(TEKS HALAMAN)
+ + + + +

RADARSEMARANG.COM, DONGENG merupakan salah satu materi pembelajaran bahasa Inggris siswa kelas 9 semester 2. Siswa diharapkan dapat menceritakan kembali dongeng yang telah siswa baca dan pahami. Melalui bercerita, keterampilan berbicara siswa akan diasah. Tapi, ada beberapa kendala yang menghambat.
Pertama, minat baca siswa yang rendah. Sebagian besar siswa tidak suka membaca. Ini terlihat pada penilaian pemahaman bacaan siswa yang rendah. Keengganan siswa membaca cerita-cerita dongeng berbahasa Inggris akan menyebabkan penguasaan kosakata yang minim. Padahal, dalam bercerita, seorang pencerita harus kaya akan kosakata sehingga kalimat-kalimat yang diproduksi akan beragam.
Kedua, siswa tidak percaya diri ketika siswa tampil di depan siswa lain. Siswa merasa pilihan-pilihan kata yang ia produksi tidak sesuai. Di samping itu, siswa malu jika diolok-olok oleh siswa lain karena pelafalan yang ia ucapkan kurang tepat. Rasa takut salah akan mengakibatkan sikap siswa dalam bercerita tidak tenang dan komunikatif.
Ketiga, proses pembelajaran masih terbilang monoton. Metode hafalan menjadi andalan. Siswa biasanya menuliskan terlebih dahulu dalam bahasa Indonesia. Kemudian, siswa diminta menerjemahkan ke dalam bahasa Inggris. Setelah itu, siswa menghafal semua teks yang ia terjemahkan. Dengan metode menghafal, siswa akan kesulitan dalam mengungkapkan dan mengekspresikan apa yang ia tulis. Ini sebabkan oleh daya ingat antara siswa yang satu dengan yang lain berbeda.

+ + + + +

(YANG AKAN DIKERJAKAN)
**A)** Jawablah pertanyaan berikut berdasarkan teks tentang pembelajaran dongeng di atas.
(i) Dongeng menjadi materi pembelajaran bahasa Inggris bagi siswa kelas berapa dan semester berapa?
(ii) Apa yang menyebabkan penguasaan kosakata siswa minim?
(iii) Metode apa yang menjadi andalan dalam proses pembelajaran?
**B)** Sebutkan semua kendala yang disebutkan dalam teks tentang pembelajaran dongeng di atas, sesuai urutannya.
Baris-baris data di bawah ini tidak berhubungan dengan teks tentang pembelajaran dongeng di atas.

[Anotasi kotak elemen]
+ + + + +

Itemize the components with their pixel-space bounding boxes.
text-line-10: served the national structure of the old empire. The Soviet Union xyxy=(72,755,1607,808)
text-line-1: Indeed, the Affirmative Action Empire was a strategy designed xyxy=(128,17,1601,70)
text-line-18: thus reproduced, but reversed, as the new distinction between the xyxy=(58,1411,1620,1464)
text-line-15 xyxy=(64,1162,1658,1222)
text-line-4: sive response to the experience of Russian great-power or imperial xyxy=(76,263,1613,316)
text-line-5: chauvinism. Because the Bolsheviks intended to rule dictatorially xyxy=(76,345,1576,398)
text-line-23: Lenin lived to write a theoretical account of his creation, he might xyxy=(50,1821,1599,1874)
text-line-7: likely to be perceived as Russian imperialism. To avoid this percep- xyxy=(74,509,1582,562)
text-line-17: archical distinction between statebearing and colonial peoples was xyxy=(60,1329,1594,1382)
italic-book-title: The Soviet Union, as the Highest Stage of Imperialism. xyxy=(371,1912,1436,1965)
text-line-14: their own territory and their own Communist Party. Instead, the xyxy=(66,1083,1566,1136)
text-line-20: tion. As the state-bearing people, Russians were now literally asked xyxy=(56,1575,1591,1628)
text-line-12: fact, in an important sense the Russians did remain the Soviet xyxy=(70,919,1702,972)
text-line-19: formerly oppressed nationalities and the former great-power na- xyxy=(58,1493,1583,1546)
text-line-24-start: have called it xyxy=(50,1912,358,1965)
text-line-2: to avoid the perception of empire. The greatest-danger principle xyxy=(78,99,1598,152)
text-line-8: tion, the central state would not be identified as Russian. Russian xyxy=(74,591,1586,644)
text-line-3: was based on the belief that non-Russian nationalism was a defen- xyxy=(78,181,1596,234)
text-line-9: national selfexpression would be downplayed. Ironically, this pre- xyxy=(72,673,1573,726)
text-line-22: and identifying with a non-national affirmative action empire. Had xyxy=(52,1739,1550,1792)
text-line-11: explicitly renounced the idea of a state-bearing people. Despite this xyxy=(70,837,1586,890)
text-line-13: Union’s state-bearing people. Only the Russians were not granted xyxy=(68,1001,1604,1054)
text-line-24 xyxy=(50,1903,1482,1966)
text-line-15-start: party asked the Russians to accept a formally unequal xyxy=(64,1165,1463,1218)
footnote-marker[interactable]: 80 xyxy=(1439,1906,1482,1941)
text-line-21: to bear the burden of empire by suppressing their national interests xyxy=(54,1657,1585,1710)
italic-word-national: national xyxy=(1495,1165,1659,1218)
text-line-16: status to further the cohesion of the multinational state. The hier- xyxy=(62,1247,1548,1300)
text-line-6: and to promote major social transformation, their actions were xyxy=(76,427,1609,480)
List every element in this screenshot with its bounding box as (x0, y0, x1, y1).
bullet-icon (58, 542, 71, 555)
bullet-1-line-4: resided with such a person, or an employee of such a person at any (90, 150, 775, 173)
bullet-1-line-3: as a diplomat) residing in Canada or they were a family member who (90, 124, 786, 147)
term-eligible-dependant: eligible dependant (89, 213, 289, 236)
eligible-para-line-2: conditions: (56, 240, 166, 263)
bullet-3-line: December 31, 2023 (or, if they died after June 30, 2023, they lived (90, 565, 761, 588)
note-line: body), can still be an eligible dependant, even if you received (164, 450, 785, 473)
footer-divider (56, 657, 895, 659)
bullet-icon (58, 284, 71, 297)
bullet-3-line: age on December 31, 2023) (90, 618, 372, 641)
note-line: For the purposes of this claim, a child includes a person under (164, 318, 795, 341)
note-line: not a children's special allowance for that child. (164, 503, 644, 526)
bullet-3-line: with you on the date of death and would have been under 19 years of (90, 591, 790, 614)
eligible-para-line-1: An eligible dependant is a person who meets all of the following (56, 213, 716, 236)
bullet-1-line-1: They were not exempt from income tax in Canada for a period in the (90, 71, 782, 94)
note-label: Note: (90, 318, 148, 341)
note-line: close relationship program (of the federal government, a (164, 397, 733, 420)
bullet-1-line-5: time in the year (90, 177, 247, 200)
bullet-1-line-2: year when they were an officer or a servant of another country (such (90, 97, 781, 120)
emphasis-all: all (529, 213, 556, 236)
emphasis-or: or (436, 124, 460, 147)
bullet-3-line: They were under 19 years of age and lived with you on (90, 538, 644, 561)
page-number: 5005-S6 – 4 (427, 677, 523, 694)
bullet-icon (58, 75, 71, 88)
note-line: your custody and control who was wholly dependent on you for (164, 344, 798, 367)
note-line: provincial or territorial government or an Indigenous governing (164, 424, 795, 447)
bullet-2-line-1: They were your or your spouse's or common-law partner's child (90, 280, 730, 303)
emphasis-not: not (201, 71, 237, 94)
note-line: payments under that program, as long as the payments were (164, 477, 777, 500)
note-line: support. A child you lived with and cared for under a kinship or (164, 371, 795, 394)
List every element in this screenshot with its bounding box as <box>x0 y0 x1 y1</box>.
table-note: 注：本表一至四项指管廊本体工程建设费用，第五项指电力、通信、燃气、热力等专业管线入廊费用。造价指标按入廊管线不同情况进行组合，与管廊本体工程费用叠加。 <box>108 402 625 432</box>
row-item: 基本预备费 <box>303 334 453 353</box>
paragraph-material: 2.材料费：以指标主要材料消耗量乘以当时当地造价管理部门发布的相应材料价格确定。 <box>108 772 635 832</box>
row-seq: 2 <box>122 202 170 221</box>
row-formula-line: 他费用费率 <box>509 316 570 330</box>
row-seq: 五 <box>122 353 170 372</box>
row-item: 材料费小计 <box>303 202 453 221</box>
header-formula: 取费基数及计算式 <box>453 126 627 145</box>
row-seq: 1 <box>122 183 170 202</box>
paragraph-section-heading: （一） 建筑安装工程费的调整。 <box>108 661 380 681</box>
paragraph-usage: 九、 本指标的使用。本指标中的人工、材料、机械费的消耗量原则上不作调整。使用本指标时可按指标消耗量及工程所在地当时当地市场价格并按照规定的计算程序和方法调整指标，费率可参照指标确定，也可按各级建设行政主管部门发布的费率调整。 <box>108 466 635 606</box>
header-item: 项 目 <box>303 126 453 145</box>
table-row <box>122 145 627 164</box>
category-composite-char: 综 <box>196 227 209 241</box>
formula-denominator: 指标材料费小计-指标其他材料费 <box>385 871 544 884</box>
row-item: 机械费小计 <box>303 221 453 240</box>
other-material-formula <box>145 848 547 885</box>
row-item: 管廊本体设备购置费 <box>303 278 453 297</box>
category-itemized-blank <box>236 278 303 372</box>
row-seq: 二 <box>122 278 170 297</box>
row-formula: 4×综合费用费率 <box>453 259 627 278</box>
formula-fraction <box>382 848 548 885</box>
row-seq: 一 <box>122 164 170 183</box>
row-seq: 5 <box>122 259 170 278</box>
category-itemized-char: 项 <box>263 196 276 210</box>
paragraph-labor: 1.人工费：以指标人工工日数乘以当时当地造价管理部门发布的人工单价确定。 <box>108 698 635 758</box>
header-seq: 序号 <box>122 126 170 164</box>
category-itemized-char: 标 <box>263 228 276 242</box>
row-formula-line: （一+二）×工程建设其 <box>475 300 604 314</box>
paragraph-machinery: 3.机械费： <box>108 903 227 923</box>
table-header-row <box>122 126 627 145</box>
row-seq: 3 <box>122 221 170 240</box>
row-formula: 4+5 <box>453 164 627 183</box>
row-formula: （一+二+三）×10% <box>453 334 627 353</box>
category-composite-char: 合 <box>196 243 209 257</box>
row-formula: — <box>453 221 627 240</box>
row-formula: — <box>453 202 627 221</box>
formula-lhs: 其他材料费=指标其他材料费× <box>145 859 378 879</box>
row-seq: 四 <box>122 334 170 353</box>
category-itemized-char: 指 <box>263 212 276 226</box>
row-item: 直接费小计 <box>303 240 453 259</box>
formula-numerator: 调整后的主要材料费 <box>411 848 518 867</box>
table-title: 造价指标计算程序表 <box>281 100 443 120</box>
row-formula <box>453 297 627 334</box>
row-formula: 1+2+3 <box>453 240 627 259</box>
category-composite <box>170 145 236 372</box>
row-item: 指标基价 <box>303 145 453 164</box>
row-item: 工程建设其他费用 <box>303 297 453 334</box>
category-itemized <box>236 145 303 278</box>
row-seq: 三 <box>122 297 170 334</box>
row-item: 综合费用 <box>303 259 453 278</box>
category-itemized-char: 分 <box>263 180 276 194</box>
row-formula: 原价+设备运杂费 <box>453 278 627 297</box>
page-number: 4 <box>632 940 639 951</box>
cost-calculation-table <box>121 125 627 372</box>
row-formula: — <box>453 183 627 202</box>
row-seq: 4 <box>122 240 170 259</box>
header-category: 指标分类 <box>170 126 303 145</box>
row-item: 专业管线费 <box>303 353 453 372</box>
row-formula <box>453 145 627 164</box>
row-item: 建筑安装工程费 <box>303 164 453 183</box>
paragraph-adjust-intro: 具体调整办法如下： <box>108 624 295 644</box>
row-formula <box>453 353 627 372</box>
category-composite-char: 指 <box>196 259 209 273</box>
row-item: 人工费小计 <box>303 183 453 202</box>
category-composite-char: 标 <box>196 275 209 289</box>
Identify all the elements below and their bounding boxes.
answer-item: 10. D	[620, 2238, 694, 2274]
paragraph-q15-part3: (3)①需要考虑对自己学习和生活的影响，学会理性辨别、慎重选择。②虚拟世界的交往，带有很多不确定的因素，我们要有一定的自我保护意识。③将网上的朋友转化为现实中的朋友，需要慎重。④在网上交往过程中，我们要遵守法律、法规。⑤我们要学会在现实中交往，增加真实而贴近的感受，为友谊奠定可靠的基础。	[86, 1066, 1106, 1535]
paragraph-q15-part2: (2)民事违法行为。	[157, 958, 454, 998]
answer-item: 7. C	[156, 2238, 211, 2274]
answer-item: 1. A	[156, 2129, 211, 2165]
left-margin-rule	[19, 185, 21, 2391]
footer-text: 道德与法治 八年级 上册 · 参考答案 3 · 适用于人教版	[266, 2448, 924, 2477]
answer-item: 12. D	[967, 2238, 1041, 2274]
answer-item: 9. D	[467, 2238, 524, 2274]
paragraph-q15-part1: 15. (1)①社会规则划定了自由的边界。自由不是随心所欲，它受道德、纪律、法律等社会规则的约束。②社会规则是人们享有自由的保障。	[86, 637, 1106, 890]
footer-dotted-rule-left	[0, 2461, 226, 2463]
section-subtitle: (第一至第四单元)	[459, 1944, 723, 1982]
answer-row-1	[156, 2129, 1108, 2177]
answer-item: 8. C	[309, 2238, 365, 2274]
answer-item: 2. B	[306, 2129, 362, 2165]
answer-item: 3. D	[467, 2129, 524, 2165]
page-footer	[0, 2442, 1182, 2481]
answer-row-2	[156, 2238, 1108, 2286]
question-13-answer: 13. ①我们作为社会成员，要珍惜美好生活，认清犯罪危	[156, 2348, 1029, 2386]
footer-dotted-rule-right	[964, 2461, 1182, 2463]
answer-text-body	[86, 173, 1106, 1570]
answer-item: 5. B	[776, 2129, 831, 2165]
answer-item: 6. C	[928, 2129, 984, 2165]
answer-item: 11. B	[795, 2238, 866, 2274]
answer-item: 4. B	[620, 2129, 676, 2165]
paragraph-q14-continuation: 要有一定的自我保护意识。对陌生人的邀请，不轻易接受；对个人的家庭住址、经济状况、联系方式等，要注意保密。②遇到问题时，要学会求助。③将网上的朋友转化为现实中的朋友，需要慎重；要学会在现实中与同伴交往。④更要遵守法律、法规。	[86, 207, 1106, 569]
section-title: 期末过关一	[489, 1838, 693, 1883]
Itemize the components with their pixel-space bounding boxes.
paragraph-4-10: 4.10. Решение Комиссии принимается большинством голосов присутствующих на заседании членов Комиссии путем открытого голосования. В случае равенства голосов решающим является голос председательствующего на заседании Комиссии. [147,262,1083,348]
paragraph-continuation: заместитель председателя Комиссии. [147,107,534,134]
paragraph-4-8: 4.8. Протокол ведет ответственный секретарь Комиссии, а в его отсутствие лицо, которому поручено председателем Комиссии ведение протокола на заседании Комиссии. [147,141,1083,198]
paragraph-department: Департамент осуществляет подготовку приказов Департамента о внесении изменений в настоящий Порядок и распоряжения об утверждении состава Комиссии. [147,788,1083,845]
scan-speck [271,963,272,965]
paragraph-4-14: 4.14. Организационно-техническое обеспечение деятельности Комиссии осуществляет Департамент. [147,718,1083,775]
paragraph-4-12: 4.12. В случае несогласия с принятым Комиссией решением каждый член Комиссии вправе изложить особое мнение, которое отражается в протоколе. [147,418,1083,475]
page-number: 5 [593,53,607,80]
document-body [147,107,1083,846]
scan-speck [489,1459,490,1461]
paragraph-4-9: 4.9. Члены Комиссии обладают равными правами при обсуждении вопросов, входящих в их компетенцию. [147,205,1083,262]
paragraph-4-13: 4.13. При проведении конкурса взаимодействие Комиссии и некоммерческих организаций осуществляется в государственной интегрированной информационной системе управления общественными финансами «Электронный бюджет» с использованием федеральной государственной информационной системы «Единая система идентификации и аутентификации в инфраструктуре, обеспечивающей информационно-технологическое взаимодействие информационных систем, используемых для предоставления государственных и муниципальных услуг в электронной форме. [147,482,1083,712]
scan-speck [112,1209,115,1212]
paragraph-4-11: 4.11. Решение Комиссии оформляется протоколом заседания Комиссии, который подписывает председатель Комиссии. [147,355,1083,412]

+ + + + +

(HASIL JAWABAN)
**A)**
(i) Siswa kelas 9 semester 2.
(ii) Keengganan siswa membaca cerita-cerita dongeng berbahasa Inggris.
(iii) Metode hafalan.

**B)**
1. Minat baca siswa yang rendah.
2. Siswa tidak percaya diri ketika tampil di depan siswa lain.
3. Proses pembelajaran masih terbilang monoton.